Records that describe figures
________________________

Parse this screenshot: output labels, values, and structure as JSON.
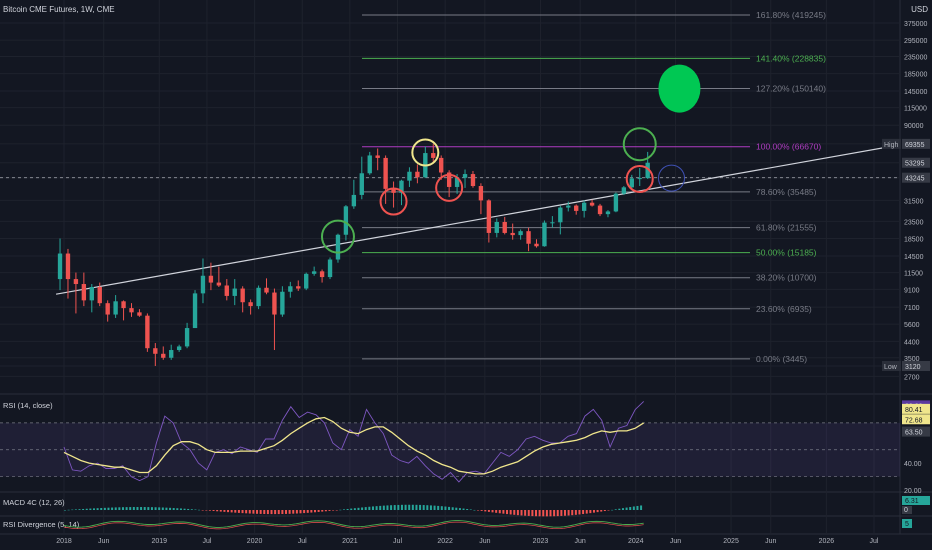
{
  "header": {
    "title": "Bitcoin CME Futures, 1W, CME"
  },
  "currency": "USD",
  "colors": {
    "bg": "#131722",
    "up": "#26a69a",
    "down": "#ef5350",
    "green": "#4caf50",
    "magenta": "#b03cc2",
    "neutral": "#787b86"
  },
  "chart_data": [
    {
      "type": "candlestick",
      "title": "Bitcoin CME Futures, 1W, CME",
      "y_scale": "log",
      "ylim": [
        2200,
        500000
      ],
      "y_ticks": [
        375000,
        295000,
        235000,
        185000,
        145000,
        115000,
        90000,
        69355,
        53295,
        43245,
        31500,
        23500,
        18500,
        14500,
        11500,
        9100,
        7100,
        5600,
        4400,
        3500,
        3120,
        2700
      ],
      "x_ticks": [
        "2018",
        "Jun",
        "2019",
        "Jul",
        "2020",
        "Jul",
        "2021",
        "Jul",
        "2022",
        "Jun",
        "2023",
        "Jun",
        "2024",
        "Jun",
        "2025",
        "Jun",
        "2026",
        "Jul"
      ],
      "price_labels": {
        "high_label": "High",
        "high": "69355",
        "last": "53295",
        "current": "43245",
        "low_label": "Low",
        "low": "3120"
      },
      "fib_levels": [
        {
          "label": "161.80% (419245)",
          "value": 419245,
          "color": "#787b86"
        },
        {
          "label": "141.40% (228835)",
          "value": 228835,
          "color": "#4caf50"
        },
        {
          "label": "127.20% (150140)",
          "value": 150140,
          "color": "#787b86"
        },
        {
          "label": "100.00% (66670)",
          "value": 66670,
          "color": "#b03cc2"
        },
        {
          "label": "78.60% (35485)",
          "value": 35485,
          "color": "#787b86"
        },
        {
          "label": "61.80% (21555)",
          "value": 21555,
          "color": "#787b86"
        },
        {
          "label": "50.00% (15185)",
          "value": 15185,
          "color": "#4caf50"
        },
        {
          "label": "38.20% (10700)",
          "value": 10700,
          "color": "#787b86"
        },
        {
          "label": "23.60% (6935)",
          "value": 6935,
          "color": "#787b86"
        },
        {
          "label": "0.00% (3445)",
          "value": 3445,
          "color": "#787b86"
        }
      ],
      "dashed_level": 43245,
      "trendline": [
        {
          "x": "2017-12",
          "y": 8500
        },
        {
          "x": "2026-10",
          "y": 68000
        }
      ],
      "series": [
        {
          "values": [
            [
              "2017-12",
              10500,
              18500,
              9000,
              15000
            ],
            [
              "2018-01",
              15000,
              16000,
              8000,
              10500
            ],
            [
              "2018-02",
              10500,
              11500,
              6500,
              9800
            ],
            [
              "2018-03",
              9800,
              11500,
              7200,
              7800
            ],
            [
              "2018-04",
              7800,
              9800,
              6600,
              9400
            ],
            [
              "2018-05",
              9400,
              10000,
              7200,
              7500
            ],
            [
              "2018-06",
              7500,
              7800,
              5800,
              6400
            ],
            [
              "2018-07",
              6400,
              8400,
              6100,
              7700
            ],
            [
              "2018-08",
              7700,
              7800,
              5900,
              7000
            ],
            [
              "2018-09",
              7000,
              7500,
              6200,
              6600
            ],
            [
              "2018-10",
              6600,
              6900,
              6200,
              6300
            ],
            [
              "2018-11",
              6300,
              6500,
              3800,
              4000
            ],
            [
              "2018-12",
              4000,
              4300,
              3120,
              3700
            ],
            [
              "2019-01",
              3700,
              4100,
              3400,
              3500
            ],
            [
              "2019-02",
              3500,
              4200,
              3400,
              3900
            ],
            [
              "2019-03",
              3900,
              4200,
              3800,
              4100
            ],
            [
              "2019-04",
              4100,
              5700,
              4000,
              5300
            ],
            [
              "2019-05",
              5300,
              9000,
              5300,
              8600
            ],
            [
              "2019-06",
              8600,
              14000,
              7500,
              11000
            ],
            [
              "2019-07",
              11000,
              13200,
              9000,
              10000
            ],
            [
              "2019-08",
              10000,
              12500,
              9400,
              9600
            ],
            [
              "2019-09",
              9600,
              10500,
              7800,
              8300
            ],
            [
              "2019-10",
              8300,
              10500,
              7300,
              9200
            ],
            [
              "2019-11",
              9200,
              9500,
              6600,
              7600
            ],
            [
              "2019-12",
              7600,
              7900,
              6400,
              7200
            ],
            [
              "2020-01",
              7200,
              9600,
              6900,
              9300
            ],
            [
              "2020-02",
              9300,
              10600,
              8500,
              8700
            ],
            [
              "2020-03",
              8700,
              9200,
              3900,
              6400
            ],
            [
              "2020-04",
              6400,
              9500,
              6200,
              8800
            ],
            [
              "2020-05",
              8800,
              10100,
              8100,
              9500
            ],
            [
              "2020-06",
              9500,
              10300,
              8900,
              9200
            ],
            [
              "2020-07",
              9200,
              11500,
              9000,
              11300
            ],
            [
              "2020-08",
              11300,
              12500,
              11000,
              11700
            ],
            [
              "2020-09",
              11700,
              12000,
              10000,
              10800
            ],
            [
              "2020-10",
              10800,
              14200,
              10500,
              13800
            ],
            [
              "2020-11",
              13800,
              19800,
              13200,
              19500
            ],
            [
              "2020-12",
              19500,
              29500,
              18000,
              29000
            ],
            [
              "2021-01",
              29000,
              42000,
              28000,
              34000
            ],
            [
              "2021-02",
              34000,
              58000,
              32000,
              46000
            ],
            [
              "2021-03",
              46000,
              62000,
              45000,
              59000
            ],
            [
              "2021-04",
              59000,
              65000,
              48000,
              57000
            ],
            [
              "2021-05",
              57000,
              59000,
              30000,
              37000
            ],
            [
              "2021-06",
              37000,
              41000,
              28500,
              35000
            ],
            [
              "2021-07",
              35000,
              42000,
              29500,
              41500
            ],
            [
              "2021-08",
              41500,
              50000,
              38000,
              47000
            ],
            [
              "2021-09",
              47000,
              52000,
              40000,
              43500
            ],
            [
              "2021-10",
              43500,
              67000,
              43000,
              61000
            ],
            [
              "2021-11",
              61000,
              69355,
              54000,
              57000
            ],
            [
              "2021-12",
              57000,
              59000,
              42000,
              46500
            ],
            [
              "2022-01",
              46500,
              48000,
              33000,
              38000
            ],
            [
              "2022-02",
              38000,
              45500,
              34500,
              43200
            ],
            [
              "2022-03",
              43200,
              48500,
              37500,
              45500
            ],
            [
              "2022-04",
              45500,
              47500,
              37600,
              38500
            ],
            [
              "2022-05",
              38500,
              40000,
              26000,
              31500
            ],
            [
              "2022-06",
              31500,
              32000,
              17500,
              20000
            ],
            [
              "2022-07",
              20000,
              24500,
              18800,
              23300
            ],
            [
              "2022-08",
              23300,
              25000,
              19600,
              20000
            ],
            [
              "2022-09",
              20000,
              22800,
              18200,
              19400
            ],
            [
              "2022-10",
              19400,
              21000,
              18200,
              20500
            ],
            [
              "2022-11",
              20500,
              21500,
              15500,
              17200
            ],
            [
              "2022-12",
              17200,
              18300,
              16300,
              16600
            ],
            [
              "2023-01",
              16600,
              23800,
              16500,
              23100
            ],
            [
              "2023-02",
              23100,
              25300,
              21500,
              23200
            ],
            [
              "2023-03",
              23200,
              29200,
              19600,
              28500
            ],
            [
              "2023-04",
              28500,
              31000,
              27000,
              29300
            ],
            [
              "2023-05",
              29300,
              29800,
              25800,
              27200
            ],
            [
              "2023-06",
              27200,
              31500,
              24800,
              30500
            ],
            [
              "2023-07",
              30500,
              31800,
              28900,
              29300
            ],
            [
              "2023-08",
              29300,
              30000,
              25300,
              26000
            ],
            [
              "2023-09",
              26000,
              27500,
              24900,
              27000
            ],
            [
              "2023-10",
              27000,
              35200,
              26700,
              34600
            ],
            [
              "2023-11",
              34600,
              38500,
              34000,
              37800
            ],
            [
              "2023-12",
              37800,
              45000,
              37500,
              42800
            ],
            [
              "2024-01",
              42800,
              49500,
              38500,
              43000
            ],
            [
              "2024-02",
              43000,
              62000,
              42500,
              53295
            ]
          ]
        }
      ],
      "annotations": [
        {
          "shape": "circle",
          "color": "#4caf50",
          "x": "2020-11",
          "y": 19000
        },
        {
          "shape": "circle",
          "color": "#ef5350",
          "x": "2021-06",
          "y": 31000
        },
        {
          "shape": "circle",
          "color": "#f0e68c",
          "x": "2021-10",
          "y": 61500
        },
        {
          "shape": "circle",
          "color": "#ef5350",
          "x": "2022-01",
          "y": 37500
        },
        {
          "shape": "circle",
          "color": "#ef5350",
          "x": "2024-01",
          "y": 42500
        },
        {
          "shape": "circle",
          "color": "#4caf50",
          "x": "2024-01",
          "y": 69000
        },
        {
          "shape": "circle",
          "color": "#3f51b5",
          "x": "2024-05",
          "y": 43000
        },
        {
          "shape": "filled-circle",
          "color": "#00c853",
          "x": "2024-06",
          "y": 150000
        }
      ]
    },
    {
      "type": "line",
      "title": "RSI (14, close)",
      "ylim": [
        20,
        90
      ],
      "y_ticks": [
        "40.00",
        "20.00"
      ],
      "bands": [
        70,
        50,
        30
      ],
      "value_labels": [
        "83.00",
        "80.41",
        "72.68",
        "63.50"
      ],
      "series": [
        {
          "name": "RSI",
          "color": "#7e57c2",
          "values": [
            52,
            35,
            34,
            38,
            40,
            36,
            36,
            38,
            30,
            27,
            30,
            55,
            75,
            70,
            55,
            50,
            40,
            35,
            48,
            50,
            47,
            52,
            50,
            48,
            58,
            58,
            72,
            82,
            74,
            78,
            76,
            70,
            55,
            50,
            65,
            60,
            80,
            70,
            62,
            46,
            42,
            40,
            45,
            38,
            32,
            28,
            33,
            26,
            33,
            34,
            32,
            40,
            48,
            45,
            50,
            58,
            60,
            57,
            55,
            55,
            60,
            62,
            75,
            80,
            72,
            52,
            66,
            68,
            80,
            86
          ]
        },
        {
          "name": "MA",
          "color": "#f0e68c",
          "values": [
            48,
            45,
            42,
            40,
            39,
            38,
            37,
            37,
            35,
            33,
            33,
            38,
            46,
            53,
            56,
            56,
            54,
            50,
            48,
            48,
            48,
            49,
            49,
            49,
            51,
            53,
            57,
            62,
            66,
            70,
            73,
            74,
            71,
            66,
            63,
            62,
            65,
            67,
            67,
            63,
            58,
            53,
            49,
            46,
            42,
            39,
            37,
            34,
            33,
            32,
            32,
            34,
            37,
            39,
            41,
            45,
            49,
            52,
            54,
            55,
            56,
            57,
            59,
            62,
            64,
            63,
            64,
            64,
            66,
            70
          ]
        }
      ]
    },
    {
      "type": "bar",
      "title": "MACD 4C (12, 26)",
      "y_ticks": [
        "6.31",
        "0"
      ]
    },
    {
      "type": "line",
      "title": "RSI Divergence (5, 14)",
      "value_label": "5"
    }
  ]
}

________________________

▶ Set problem
In the listing, find every line containing the word "Futures" and list it.

▶ Correct result
    "title": "Bitcoin CME Futures, 1W, CME"
      "title": "Bitcoin CME Futures, 1W, CME",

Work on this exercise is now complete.